**EXERCISE PROMPT**
Give back every line exactly as it appears, pictures excluded.

Stored data

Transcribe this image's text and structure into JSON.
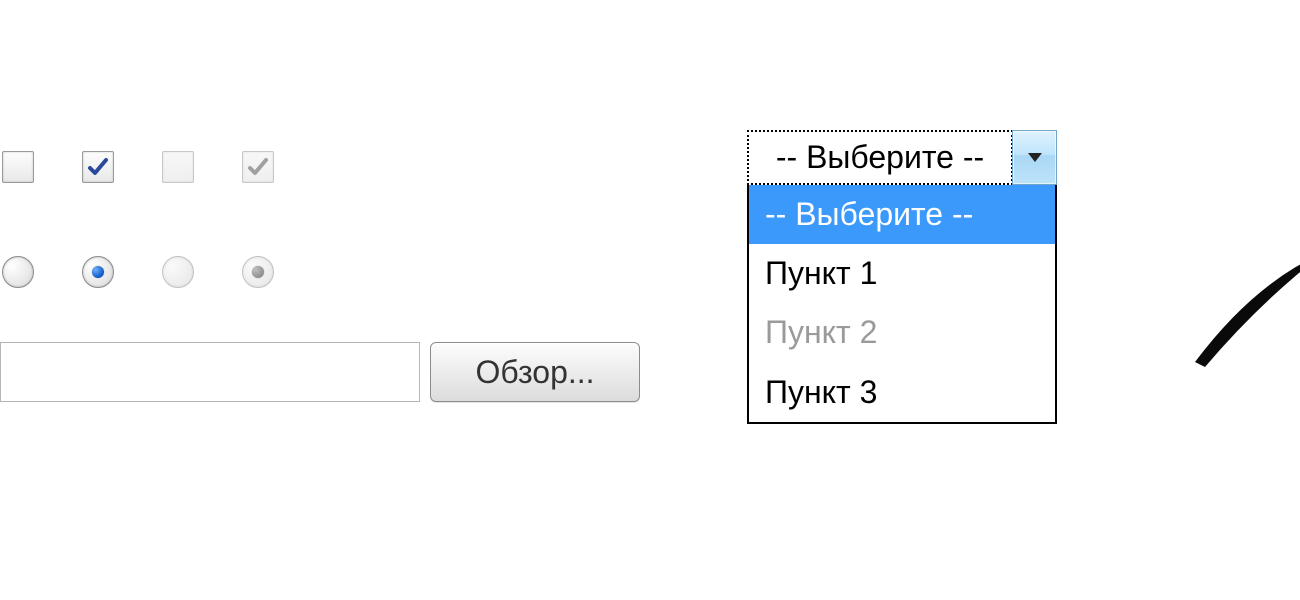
{
  "checkboxes": [
    {
      "checked": false,
      "disabled": false
    },
    {
      "checked": true,
      "disabled": false
    },
    {
      "checked": false,
      "disabled": true
    },
    {
      "checked": true,
      "disabled": true
    }
  ],
  "radios": [
    {
      "selected": false,
      "disabled": false
    },
    {
      "selected": true,
      "disabled": false
    },
    {
      "selected": false,
      "disabled": true
    },
    {
      "selected": true,
      "disabled": true
    }
  ],
  "file": {
    "value": "",
    "browse_label": "Обзор..."
  },
  "select": {
    "placeholder": "-- Выберите --",
    "selected_index": 0,
    "highlighted_index": 0,
    "options": [
      {
        "label": "-- Выберите --",
        "disabled": false,
        "placeholder": true
      },
      {
        "label": "Пункт 1",
        "disabled": false
      },
      {
        "label": "Пункт 2",
        "disabled": true
      },
      {
        "label": "Пункт 3",
        "disabled": false
      }
    ]
  }
}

**RESULT**
Transcribe this image's text and structure into JSON.
{
  "checkboxes": [
    {
      "checked": false,
      "disabled": false
    },
    {
      "checked": true,
      "disabled": false
    },
    {
      "checked": false,
      "disabled": true
    },
    {
      "checked": true,
      "disabled": true
    }
  ],
  "radios": [
    {
      "selected": false,
      "disabled": false
    },
    {
      "selected": true,
      "disabled": false
    },
    {
      "selected": false,
      "disabled": true
    },
    {
      "selected": true,
      "disabled": true
    }
  ],
  "file": {
    "value": "",
    "browse_label": "Обзор..."
  },
  "select": {
    "placeholder": "-- Выберите --",
    "selected_index": 0,
    "highlighted_index": 0,
    "options": [
      {
        "label": "-- Выберите --",
        "disabled": false,
        "placeholder": true
      },
      {
        "label": "Пункт 1",
        "disabled": false
      },
      {
        "label": "Пункт 2",
        "disabled": true
      },
      {
        "label": "Пункт 3",
        "disabled": false
      }
    ]
  }
}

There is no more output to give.